Recopiez à l'identique le passage du texte fourni qui commence aux mots « Dans le même » et s'arrête après « MOTIVATION TROUVÉE ? ».

- **TEXTE FOURNI**:
○ ○ ○

Dans le même temps, vous n’avez pas à attendre le dernier moment pour passer à l’action. « Il n'y a vraiment aucune raison de remettre à plus tard les changements que l'on sait nécessaires », explique Kyle Smith, spécialiste du cerveau et du comportement au Dartmouth College. « Si votre corps vous dit de changer quelque chose, écoutez-le et n'attendez pas que quelque chose de grave se produise ».
COMMENT S'Y PRENDRE UNE FOIS LA MOTIVATION TROUVÉE ?
Quelle que soit la raison de votre motivation, il est essentiel de passer à l'action dès que vous en ressentez le désir, explique Wendy Wood, car « vous n'avez peut-être qu'une petite fenêtre de tir pour décider de ce que vous voulez faire avant que vos vieilles habitudes ne reviennent au galop ».

○ ○ ○

- **EXTRAITS DES LIGNES**:
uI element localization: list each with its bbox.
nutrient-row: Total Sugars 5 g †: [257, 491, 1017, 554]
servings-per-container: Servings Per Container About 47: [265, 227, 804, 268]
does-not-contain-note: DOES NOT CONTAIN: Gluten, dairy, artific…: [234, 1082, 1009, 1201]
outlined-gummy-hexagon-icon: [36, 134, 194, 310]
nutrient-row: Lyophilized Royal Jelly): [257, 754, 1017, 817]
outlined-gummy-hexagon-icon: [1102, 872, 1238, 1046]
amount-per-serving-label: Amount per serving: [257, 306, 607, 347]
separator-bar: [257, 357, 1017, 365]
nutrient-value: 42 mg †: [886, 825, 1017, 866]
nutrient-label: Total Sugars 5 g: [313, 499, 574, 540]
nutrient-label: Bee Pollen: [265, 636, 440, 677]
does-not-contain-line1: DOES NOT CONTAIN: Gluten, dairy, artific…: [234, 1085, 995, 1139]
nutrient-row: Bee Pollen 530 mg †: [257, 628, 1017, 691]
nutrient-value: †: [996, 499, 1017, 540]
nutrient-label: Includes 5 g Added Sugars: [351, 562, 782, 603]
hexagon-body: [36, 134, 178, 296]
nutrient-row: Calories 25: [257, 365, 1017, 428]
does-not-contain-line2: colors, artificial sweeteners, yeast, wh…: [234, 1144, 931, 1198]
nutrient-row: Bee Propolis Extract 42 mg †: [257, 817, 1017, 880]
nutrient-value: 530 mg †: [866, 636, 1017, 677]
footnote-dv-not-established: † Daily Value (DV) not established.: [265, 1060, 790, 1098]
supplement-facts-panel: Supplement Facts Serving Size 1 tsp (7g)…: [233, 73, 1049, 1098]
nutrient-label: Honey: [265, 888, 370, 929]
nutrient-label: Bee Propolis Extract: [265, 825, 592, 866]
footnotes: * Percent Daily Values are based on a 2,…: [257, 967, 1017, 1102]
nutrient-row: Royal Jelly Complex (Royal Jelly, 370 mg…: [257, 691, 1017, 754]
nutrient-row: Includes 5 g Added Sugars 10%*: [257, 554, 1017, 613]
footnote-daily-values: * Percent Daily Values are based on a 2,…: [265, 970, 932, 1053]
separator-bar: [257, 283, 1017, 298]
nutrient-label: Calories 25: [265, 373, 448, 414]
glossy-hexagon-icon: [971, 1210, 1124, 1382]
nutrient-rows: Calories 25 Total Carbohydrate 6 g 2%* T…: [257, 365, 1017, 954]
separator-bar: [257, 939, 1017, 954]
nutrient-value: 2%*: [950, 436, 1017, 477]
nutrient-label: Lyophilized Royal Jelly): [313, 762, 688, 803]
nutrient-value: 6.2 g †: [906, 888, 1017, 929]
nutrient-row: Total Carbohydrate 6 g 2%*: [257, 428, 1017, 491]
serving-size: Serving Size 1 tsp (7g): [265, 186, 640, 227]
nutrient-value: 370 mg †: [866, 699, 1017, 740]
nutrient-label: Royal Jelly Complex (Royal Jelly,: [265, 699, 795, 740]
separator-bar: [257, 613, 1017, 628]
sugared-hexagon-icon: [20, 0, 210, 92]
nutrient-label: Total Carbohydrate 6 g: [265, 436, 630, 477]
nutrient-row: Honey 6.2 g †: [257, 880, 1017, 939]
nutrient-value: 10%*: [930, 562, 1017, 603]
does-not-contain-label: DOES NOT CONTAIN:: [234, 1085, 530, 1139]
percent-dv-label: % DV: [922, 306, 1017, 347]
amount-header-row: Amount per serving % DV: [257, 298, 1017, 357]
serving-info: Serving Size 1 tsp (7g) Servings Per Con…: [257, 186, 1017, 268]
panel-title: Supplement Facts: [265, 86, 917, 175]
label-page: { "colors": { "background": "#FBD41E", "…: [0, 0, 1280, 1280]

○ ○ ○

- **CORRIGÉ**:
Dans le même temps, vous n’avez pas à attendre le dernier moment pour passer à l’action. « Il n'y a vraiment aucune raison de remettre à plus tard les changements que l'on sait nécessaires », explique Kyle Smith, spécialiste du cerveau et du comportement au Dartmouth College. « Si votre corps vous dit de changer quelque chose, écoutez-le et n'attendez pas que quelque chose de grave se produise ».
COMMENT S'Y PRENDRE UNE FOIS LA MOTIVATION TROUVÉE ?